* [Selected text]
^^^^^^^^
All of this does of course depend on whether we can trust Google's methodology, and given that it's so untested, I'm not at all convinced that we can.

Sunday, April 30, 2017

Tyrannical Theresa takes a timely tumble in the weekend polls

As the late, great Professor Anthony King would have said in his inimitable Canadian accent, "it's another terrrr-ible night for the Conservatives".  When a GB-wide YouGov poll a couple of days ago saw the Tory lead fall sharply from 23% to 16%, there was always just a chance it was a meaningless blip caused by random sampling variation, but that possibility has been snuffed out tonight by a new YouGov poll showing a further fall.  The lead now stands at just 13% - meaning it has been almost halved over the course of just a week.

Britain-wide voting intentions (YouGov) :

Conservatives 44% (-1)
Labour 31% (+2)
Liberal Democrats 11% (+1)
UKIP 6% (-1)
SNP/Plaid Cymru 4% (-1)

It's possible (perhaps likely) that there will be some kind of reversion to the mean in the next YouGov poll, but there can be no real doubt that at least some of the narrowing of the gap is genuine.  Other pollsters confirm it, with both ORB and Opinium agreeing that Labour have now broken back through the 30% barrier.

Britain-wide voting intentions (ORB) :

Conservatives 42% (-2)
Labour 31% (+2)
Liberal Democrats 10% (+2)
^^^^^^^^
* [Goal A]
In the weekend-polls post, why does the writer hold that at least some of the narrowing gap between the Conservatives and Labour is genuine?
* [Goal B]
Check each statement against the weekend-polls post and mark it yes or no, quoting the words that decide it: (i) the newest YouGov poll puts Labour on 31%; (ii) the ORB poll has the Liberal Democrats on 11%; (iii) a YouGov poll a couple of days earlier showed the Tory lead dropping from 23% to 16%.
* [Goal C]
Continue the weekend-polls post from the point where it stops.
^^^^^^^^
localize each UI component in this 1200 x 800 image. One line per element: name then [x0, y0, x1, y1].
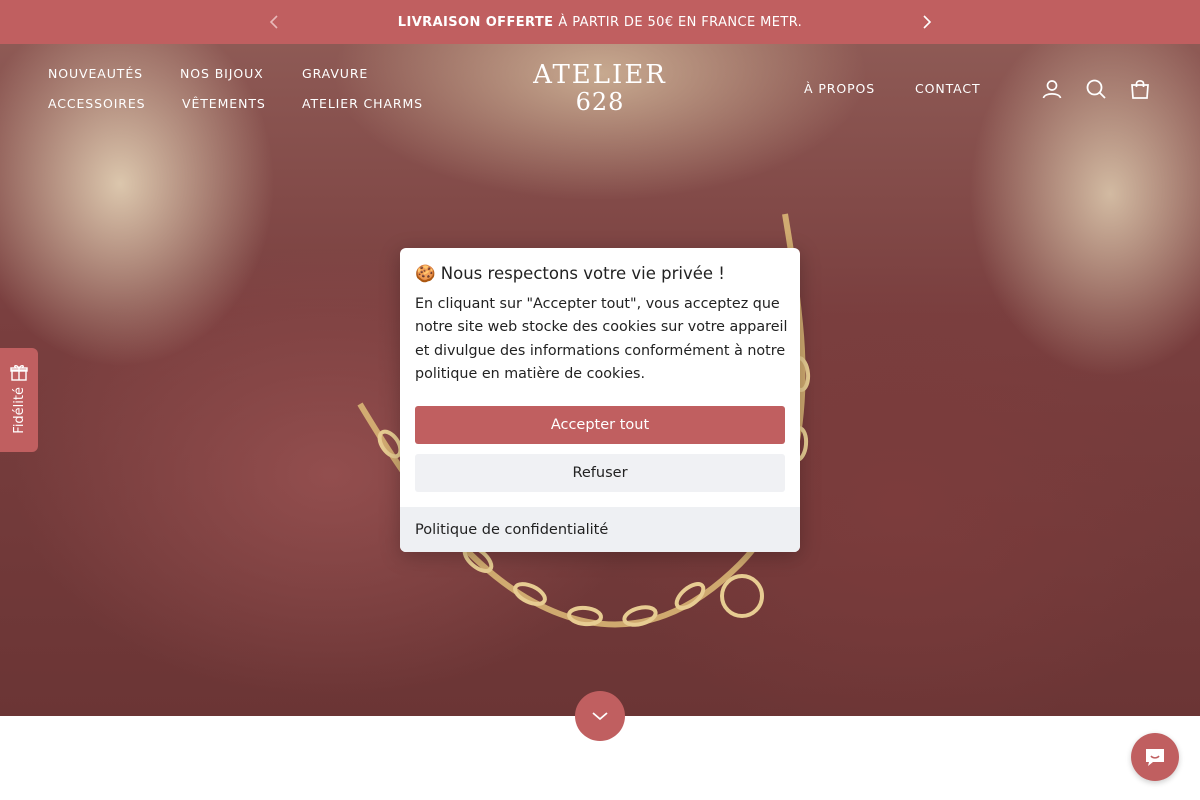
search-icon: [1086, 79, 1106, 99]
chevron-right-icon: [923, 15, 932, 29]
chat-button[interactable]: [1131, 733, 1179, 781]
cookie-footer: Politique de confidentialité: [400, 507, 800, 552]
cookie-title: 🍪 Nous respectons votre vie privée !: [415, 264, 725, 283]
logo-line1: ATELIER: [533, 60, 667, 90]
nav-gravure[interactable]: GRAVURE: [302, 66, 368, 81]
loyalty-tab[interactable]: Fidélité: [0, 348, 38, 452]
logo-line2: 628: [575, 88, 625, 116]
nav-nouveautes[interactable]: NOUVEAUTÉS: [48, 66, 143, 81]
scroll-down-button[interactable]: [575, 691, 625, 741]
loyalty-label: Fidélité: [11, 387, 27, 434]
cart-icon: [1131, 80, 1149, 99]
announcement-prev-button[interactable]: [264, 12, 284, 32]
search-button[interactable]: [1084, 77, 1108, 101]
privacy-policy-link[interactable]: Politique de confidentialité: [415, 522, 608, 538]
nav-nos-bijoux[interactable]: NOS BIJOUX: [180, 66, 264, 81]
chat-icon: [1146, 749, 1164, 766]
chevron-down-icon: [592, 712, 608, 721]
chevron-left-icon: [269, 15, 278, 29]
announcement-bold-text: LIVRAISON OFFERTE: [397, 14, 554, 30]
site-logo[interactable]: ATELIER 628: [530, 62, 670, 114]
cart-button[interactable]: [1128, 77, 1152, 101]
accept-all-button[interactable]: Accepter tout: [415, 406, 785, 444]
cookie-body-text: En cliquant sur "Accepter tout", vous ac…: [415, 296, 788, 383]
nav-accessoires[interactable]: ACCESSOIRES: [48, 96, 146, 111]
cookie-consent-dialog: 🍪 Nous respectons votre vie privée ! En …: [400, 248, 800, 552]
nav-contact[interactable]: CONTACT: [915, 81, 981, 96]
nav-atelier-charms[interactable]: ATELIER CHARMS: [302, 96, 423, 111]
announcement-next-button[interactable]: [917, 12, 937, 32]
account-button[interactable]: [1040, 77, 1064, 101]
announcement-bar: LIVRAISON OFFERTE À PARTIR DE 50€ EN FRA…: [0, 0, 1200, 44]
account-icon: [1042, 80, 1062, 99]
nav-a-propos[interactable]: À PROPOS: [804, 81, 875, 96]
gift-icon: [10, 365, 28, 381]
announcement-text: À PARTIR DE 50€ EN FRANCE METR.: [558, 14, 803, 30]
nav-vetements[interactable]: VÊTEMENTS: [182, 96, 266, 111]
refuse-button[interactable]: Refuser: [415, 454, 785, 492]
^^^^^^^^
* [Exercise answer A]
Other pollsters back up the YouGov result. Both ORB and Opinium also show Labour back above 30%.

* [Exercise answer B]
(i) Yes: "Labour 31% (+2)"
(ii) No: "Liberal Democrats 10% (+2)"
(iii) Yes: "saw the Tory lead fall sharply from 23% to 16%"

* [Exercise answer C]
UKIP 8% (-2)
SNP 4% (-1)

Britain-wide voting intentions (Opinium) :

Conservatives 47% (+2)
Labour 30% (+4)
Liberal Democrats 8% (-3)
UKIP 7% (-2)
SNP 5% (+1)

Of course the support Labour have been clawing back is merely the low-hanging fruit - in other words, core voters who were perhaps never likely to desert the fold after considered reflection, but who temporarily got caught up in the hoo-ha over the calling of the snap election.  It's interesting to speculate what the receding of the Tory surge is going to mean for Scottish voting intentions, because the surge we saw here seemed directly tied to the Britain-wide one.  The obvious hope is that the new British trend will also be replicated north of the border, ideally with some Brexit/No supporters moving directly back to the SNP after flirting with Theresa May's "strength and stability" (ahem).  Less ideally, we'll see Tory flirters switching to Labour - but thanks to the vagaries of first-past-the-post, that would actually work in the SNP's favour more than Labour's.  By far the most important objective for the SNP is to increase the gap between themselves and the second-placed Tories - a healthy raw percentage share of the vote would just be the icing on the cake.

For what it's worth, the Scottish subsamples of both the ORB and Opinium polls give the SNP a very solid 20% advantage over the Tories.  The YouGov datasets haven't yet been published at time of writing.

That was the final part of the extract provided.